WHAT IS ASKED >> List each line of the data that holds the string "title".

DATA TO PROCESS >>
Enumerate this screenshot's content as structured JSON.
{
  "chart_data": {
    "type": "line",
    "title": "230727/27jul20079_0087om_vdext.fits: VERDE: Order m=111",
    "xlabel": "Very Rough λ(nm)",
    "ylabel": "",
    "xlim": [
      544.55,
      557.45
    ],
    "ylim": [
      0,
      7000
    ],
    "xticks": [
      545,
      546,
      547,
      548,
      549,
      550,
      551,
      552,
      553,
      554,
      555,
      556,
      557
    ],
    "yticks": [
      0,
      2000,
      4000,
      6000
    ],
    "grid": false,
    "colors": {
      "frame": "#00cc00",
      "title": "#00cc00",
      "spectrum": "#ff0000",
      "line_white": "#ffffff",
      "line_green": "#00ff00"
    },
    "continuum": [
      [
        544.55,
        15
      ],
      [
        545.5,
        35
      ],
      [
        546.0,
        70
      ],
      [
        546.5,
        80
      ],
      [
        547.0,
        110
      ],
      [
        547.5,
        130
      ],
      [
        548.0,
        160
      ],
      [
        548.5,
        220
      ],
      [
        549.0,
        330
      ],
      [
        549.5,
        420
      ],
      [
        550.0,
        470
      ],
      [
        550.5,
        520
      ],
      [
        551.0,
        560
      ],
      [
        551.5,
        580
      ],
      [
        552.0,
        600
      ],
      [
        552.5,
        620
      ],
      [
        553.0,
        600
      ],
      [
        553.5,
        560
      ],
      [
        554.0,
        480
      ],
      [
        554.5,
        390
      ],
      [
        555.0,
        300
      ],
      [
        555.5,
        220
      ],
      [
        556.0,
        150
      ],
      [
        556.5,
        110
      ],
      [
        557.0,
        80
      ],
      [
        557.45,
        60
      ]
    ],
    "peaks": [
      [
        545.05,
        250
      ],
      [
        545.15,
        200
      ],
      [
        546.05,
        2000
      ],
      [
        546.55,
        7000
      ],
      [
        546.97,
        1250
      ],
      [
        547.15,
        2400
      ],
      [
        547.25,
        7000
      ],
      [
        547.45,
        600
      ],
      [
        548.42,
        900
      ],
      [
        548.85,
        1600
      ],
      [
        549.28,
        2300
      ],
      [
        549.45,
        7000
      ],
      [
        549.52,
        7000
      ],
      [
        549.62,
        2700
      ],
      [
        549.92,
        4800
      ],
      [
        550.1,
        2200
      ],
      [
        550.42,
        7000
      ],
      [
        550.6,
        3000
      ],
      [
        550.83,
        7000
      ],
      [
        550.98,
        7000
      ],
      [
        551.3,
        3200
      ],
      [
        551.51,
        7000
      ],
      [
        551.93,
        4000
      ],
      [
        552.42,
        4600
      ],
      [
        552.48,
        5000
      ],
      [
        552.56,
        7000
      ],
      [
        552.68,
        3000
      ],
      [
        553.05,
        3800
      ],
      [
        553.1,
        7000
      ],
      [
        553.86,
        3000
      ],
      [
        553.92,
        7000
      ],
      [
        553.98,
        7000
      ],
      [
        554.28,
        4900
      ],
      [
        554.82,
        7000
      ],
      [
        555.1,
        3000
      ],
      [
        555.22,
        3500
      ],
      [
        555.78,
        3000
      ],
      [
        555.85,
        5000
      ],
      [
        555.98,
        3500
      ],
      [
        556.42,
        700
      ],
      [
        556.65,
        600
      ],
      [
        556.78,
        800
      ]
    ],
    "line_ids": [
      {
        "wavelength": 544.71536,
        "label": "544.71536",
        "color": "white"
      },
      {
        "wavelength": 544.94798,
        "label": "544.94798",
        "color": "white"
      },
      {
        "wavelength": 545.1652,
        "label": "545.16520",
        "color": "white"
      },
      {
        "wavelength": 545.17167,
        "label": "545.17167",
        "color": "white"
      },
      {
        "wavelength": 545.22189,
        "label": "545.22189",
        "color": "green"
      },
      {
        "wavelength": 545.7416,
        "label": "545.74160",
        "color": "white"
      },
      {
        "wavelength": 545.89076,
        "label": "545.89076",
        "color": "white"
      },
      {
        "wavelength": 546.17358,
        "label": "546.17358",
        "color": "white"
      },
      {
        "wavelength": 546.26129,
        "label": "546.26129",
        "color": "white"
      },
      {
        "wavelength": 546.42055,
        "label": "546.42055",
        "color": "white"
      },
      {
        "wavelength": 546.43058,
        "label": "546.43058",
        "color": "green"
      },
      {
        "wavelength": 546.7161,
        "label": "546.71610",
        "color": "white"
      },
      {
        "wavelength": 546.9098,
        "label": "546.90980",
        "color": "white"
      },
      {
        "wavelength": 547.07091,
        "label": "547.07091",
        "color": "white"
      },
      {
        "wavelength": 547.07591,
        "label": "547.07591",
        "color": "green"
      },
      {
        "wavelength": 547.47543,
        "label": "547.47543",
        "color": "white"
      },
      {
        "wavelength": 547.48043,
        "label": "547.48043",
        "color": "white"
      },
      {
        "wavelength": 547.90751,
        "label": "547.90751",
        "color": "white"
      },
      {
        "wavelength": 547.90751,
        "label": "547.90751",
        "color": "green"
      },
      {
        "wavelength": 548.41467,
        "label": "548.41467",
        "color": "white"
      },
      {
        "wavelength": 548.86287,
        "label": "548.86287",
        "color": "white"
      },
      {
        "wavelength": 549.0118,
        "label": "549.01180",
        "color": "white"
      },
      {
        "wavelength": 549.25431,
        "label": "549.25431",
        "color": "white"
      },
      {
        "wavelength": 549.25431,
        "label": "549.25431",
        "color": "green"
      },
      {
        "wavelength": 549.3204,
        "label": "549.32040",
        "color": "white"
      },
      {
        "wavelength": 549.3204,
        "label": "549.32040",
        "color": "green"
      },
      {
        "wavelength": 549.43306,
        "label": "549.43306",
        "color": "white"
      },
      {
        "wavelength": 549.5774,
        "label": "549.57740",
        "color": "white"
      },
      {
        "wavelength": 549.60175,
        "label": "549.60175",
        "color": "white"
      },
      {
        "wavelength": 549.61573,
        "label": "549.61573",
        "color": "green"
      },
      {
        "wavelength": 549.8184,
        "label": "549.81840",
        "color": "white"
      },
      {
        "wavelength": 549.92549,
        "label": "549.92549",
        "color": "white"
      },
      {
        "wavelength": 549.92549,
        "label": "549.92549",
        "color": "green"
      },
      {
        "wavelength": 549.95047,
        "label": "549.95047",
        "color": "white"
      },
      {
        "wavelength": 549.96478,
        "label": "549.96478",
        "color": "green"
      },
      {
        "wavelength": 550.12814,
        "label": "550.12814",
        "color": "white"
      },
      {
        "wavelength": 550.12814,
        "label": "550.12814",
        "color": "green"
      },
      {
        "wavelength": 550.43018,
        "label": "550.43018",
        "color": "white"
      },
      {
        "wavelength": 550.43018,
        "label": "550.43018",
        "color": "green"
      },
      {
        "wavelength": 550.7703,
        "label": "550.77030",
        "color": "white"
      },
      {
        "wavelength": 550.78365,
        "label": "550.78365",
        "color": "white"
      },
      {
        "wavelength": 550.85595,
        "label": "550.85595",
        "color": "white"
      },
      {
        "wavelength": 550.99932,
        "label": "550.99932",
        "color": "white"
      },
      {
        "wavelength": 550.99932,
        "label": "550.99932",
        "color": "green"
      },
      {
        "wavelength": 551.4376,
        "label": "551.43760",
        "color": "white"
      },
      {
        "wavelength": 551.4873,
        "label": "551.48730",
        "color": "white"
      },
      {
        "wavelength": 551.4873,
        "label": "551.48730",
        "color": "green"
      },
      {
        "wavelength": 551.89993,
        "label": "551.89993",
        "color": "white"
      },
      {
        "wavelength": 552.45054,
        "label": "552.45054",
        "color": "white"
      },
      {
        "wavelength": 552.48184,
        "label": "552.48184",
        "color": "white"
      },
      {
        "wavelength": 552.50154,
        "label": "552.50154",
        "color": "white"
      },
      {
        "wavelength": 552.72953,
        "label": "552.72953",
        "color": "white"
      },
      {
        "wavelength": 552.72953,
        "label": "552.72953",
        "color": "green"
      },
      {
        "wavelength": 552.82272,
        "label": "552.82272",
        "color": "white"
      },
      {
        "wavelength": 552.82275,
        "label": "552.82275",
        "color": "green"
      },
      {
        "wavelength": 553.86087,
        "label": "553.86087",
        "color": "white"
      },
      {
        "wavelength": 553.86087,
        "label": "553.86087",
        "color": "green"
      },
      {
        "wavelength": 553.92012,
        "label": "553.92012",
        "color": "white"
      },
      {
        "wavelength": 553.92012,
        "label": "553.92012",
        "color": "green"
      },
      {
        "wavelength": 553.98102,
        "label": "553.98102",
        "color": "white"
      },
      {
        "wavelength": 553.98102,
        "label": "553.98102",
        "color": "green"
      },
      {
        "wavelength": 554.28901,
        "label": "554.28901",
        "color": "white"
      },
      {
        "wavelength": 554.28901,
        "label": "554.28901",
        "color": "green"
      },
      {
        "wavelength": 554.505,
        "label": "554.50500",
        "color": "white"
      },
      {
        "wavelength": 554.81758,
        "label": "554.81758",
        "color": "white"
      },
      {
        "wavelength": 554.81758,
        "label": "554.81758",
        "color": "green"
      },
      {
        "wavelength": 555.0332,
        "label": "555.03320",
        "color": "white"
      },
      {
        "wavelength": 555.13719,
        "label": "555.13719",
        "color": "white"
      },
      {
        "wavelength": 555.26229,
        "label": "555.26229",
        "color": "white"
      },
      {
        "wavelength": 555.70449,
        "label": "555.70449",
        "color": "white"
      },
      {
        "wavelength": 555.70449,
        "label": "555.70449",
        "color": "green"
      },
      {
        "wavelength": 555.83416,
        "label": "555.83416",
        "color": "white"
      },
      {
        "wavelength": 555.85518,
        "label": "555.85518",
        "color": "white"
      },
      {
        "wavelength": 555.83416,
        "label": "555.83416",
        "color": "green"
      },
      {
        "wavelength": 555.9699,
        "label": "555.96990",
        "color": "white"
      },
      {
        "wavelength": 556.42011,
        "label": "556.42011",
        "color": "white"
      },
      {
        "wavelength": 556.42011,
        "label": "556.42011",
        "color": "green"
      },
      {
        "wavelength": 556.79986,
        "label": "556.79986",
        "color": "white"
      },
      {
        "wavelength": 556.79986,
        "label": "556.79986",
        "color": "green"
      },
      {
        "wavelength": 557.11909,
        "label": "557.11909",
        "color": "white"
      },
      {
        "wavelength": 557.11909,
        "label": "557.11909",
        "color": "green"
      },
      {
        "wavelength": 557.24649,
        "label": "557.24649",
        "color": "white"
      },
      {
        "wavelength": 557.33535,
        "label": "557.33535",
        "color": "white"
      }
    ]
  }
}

RESPONSE TO THE EXERCISE >>
    "title": "230727/27jul20079_0087om_vdext.fits: VERDE: Order m=111",
      "title": "#00cc00",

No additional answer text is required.